▸ **Written request 1**
In the records, rewrite only the stretch from the line containing "17:55:55 HM04_Q2_closing_st...… [307,427,680,436]" through the line containing "menu-log-on-button[interactable]: Log On", changing "lamp-hub" to "lamp-node" and leaving everything else as it stands.
* Begin Document section *
In September 2021, we reported an employment tribunal’s decision that an employee had suffered indirect associative discrimination because of her association with her disabled mother, arising from the employer’s decision to require its senior managers to switch from hybrid working to being office based (Follows v Nationwide Building Society [2021] UKET 2201937/2018).
F worked as a senior lending manager for a building society. She was employed on a homeworker contract – her principal place of work was her home, but she attended the office on two to three days a week. The employer was aware that the primary reason F worked from home was because she was the carer for her disabled mother. In October 2017, the employer decided that there would be a reduction in the number of senior lending managers (from 12 to 8). It was also decided that the roles would be office-based, because feedback from junior staff suggested dissatisfaction with the levels of supervision they received. F’s role was placed at risk of redundancy and volunteers were sought for voluntary redundancy. F did not volunteer and expressed the wish to remain in employment and continue as a homeworker. Although more than enough volunteers came forward, the employer asked some of them to remain in employment and F was selected for redundancy. F successfully claimed indirect discrimination based on her association with her disabled mother (see our full report on the tribunal’s decision).
* End Document section *
* Begin Stored rows *
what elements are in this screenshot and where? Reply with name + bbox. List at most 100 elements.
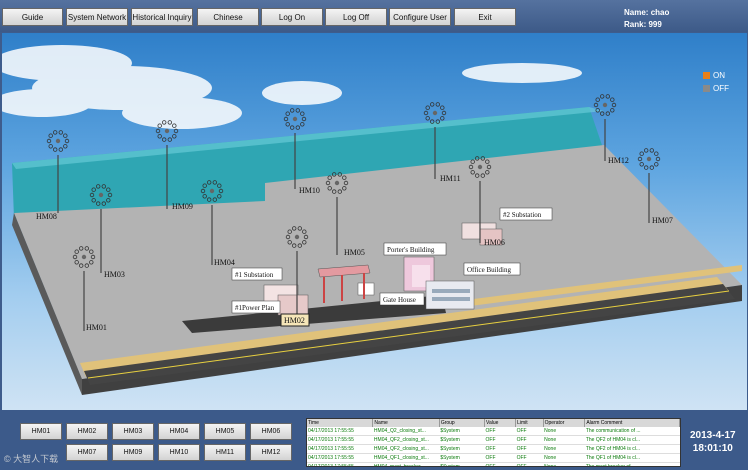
table-row[interactable]: 04/17/2013 17:55:55 HM04_Q2_closing_st...… [307,427,680,436]
menu-system-network-button[interactable]: System Network [66,8,128,26]
lamp-hub [477,164,483,170]
lamp-icon [300,122,305,127]
lamp-icon [649,165,654,170]
lamp-hub [164,128,170,134]
lamp-icon [48,144,53,149]
alarm-cell: OFF [484,435,516,445]
lamp-icon [155,128,161,134]
hm-button-hm02[interactable]: HM02 [66,423,108,440]
alarm-cell: The QF2 of HM04 is cl... [584,435,680,445]
lamp-hub [98,192,104,198]
menu-log-off-button[interactable]: Log Off [325,8,387,26]
lamp-icon [63,144,68,149]
menu-configure-user-button[interactable]: Configure User [389,8,451,26]
alarm-cell: OFF [515,444,544,454]
lamp-icon [58,147,63,152]
alarm-cell: OFF [484,427,516,436]
label-substation1: #1 Substation [231,267,283,281]
menu-guide-button[interactable]: Guide [2,8,63,26]
user-info: Name: chao Rank: 999 [624,7,669,31]
hm-button-hm03[interactable]: HM03 [112,423,154,440]
table-row[interactable]: 04/17/2013 17:55:55 HM04_QF1_closing_st..… [307,453,680,463]
label-powerplan: #1Power Plan [231,300,281,314]
alarm-col-name[interactable]: Name [372,419,440,427]
mast-label: HM10 [299,186,320,195]
alarm-cell: None [543,453,585,463]
lamp-icon [595,97,600,102]
alarm-cell: None [543,435,585,445]
lamp-icon [440,116,445,121]
lamp-icon [441,110,447,116]
hm-button-hm12[interactable]: HM12 [250,444,292,461]
alarm-col-operator[interactable]: Operator [543,419,586,427]
hm-button-hm05[interactable]: HM05 [204,423,246,440]
alarm-cell: HM04_mast_breaker_... [372,462,440,466]
lamp-icon [610,108,615,113]
alarm-cell: OFF [515,427,544,436]
gate-house[interactable] [357,282,375,296]
alarm-cell: OFF [484,444,516,454]
menu-log-on-button[interactable]: Log On [261,8,323,26]
alarm-col-time[interactable]: Time [307,419,374,427]
alarm-cell: HM04_QF1_closing_st... [372,453,440,463]
mast-label: HM08 [36,212,57,221]
mast-label: HM11 [440,174,461,183]
alarm-cell: OFF [515,435,544,445]
alarm-cell: The mast breaker of ... [584,462,680,466]
lamp-icon [430,102,435,107]
lamp-hub [55,138,61,144]
lamp-hub [432,110,438,116]
lamp-icon [161,137,167,142]
alarm-cell: None [543,427,585,436]
office-building[interactable] [425,280,475,310]
alarm-cell: None [543,462,585,466]
lamp-icon [600,94,605,99]
lamp-icon [423,110,429,116]
hm-button-hm11[interactable]: HM11 [204,444,246,461]
top-menu-bar: Guide System Network Historical Inquiry Chi… [0,0,748,32]
watermark: © 大智人下载 [4,454,59,464]
porters-label: Porter's Building [387,246,435,254]
hm-button-hm09[interactable]: HM09 [112,444,154,461]
time-text: 18:01:10 [692,443,733,454]
alarm-cell: None [543,444,585,454]
legend-off-swatch [703,85,710,92]
lamp-icon [295,108,300,113]
lamp-icon [655,156,661,162]
user-rank: 999 [648,20,662,29]
alarm-col-alarm-comment[interactable]: Alarm Comment [584,419,680,427]
lamp-icon [600,111,605,116]
lamp-icon [639,151,644,156]
alarm-cell: 04/17/2013 17:55:55 [307,427,373,436]
alarm-cell: $System [439,444,485,454]
alarm-cell: HM04_QF2_closing_st... [372,435,440,445]
lamp-icon [53,147,58,152]
alarm-col-value[interactable]: Value [484,419,517,427]
hm-button-hm04[interactable]: HM04 [158,423,200,440]
menu-chinese-button[interactable]: Chinese [197,8,259,26]
lamp-icon [290,125,295,130]
lamp-icon [654,151,659,156]
hm-button-hm06[interactable]: HM06 [250,423,292,440]
alarm-col-group[interactable]: Group [439,419,486,427]
mast-label: HM07 [652,216,673,225]
hm-button-hm10[interactable]: HM10 [158,444,200,461]
lamp-icon [285,122,290,127]
mast-label: HM05 [344,248,365,257]
rank-label: Rank: [624,20,647,29]
table-row[interactable]: 04/17/2013 17:55:55 HM04_QF2_closing_st..… [307,435,680,445]
alarm-col-limit[interactable]: Limit [515,419,544,427]
hm-button-hm07[interactable]: HM07 [66,444,108,461]
table-row[interactable]: 04/17/2013 17:55:55 HM04_mast_breaker_...… [307,462,680,466]
alarm-cell: HM04_QF2_closing_st... [372,444,440,454]
hm-button-hm01[interactable]: HM01 [20,423,62,440]
menu-exit-button[interactable]: Exit [454,8,516,26]
menu-historical-inquiry-button[interactable]: Historical Inquiry [131,8,193,26]
alarm-table[interactable]: Time Name Group Value Limit Operator Alarm Com… [306,418,681,467]
lamp-icon [167,137,172,142]
lamp-icon [58,130,63,135]
label-gatehouse: Gate House [379,292,425,306]
lamp-hub [646,156,652,162]
table-row[interactable]: 04/17/2013 17:55:55 HM04_QF2_closing_st..… [307,444,680,454]
lamp-icon [605,111,610,116]
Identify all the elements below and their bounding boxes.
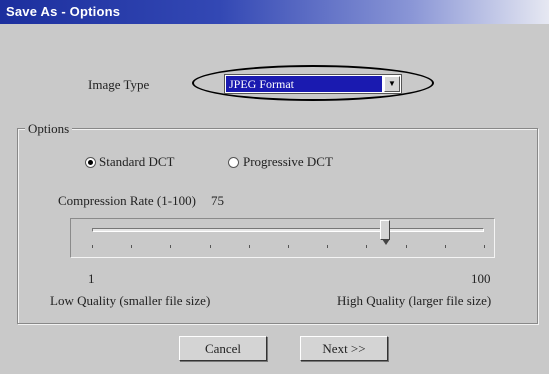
* End Stored rows *
▸ **Written request 2**
Reproduce the stretch of the employment tribunal summary from "In September 2021, we" through "[2021] UKET 2201937/2018)." without any changes.

▸ **Result 1**
table-row[interactable]: 04/17/2013 17:55:55 HM04_Q2_closing_st...… [307,427,680,436]
menu-system-network-button[interactable]: System Network [66,8,128,26]
lamp-node [477,164,483,170]
lamp-icon [300,122,305,127]
lamp-icon [649,165,654,170]
lamp-node [164,128,170,134]
lamp-icon [48,144,53,149]
alarm-cell: OFF [484,435,516,445]
lamp-icon [155,128,161,134]
hm-button-hm02[interactable]: HM02 [66,423,108,440]
alarm-cell: The QF2 of HM04 is cl... [584,435,680,445]
lamp-node [98,192,104,198]
menu-log-off-button[interactable]: Log Off [325,8,387,26]
lamp-icon [63,144,68,149]
menu-configure-user-button[interactable]: Configure User [389,8,451,26]
alarm-cell: OFF [515,444,544,454]
lamp-icon [58,147,63,152]
alarm-cell: OFF [484,427,516,436]
label-substation1: #1 Substation [231,267,283,281]
menu-guide-button[interactable]: Guide [2,8,63,26]
user-info: Name: chao Rank: 999 [624,7,669,31]
hm-button-hm03[interactable]: HM03 [112,423,154,440]
table-row[interactable]: 04/17/2013 17:55:55 HM04_QF1_closing_st..… [307,453,680,463]
label-powerplan: #1Power Plan [231,300,281,314]
alarm-col-name[interactable]: Name [372,419,440,427]
mast-label: HM10 [299,186,320,195]
alarm-cell: None [543,453,585,463]
lamp-icon [595,97,600,102]
alarm-cell: None [543,435,585,445]
lamp-icon [440,116,445,121]
lamp-icon [441,110,447,116]
hm-button-hm12[interactable]: HM12 [250,444,292,461]
alarm-col-operator[interactable]: Operator [543,419,586,427]
hm-button-hm05[interactable]: HM05 [204,423,246,440]
alarm-cell: HM04_mast_breaker_... [372,462,440,466]
lamp-icon [610,108,615,113]
alarm-cell: OFF [515,427,544,436]
gate-house[interactable] [357,282,375,296]
alarm-cell: OFF [484,444,516,454]
menu-log-on-button[interactable]: Log On [261,8,323,26]

▸ **Result 2**
In September 2021, we reported an employment tribunal’s decision that an employee had suffered indirect associative discrimination because of her association with her disabled mother, arising from the employer’s decision to require its senior managers to switch from hybrid working to being office based (Follows v Nationwide Building Society [2021] UKET 2201937/2018).